* **TASK PROMPT**:
Would you transcribe the listing that follows, character for character, and omit its images?

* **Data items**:
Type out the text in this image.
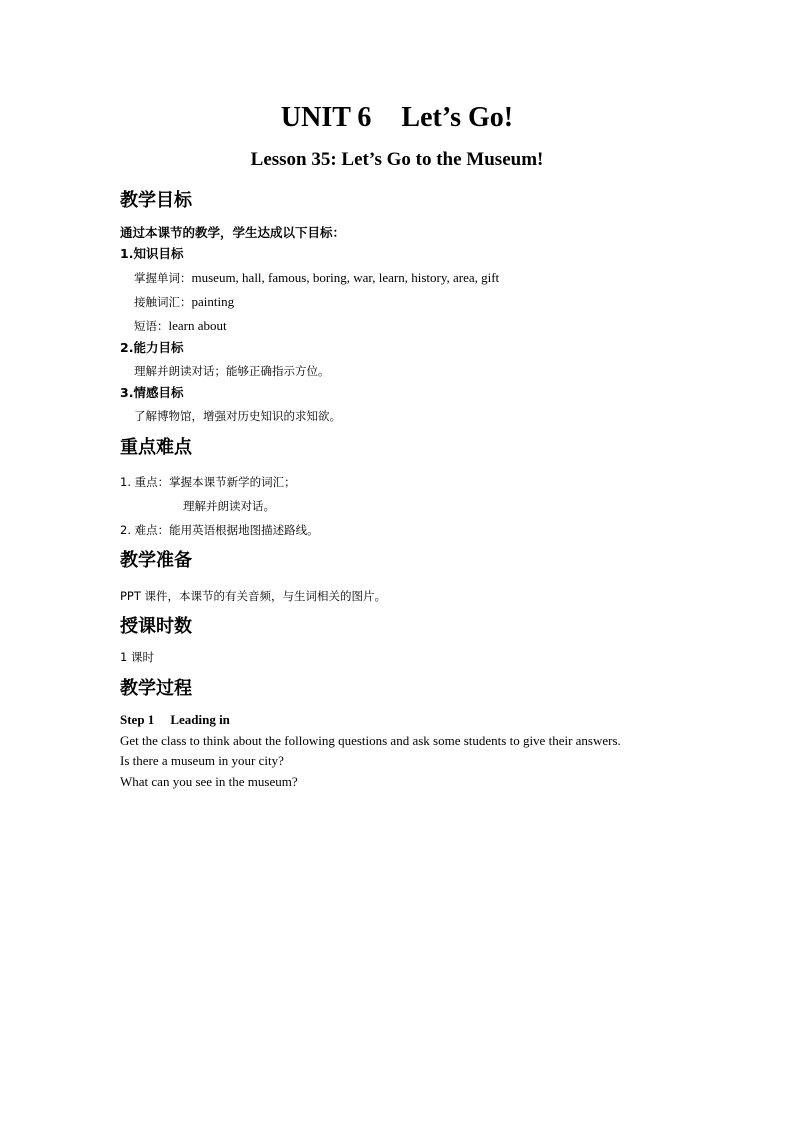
UNIT 6 Let’s Go!
Lesson 35: Let’s Go to the Museum!
教学目标
通过本课节的教学，学生达成以下目标：
1.知识目标
掌握单词：museum, hall, famous, boring, war, learn, history, area, gift
接触词汇：painting
短语：learn about
2.能力目标
理解并朗读对话；能够正确指示方位。
3.情感目标
了解博物馆，增强对历史知识的求知欲。
重点难点
1. 重点：掌握本课节新学的词汇；
理解并朗读对话。
2. 难点：能用英语根据地图描述路线。
教学准备
PPT 课件，本课节的有关音频，与生词相关的图片。
授课时数
1 课时
教学过程
Step 1 Leading in
Get the class to think about the following questions and ask some students to give their answers.
Is there a museum in your city?
What can you see in the museum?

* **SOLVED EXERCISE**:
Type out the text in this image.
UNIT 6 Let’s Go!
Lesson 35: Let’s Go to the Museum!
教学目标
通过本课节的教学，学生达成以下目标：
1.知识目标
掌握单词：museum, hall, famous, boring, war, learn, history, area, gift
接触词汇：painting
短语：learn about
2.能力目标
理解并朗读对话；能够正确指示方位。
3.情感目标
了解博物馆，增强对历史知识的求知欲。
重点难点
1. 重点：掌握本课节新学的词汇；
理解并朗读对话。
2. 难点：能用英语根据地图描述路线。
教学准备
PPT 课件，本课节的有关音频，与生词相关的图片。
授课时数
1 课时
教学过程
Step 1 Leading in
Get the class to think about the following questions and ask some students to give their answers.
Is there a museum in your city?
What can you see in the museum?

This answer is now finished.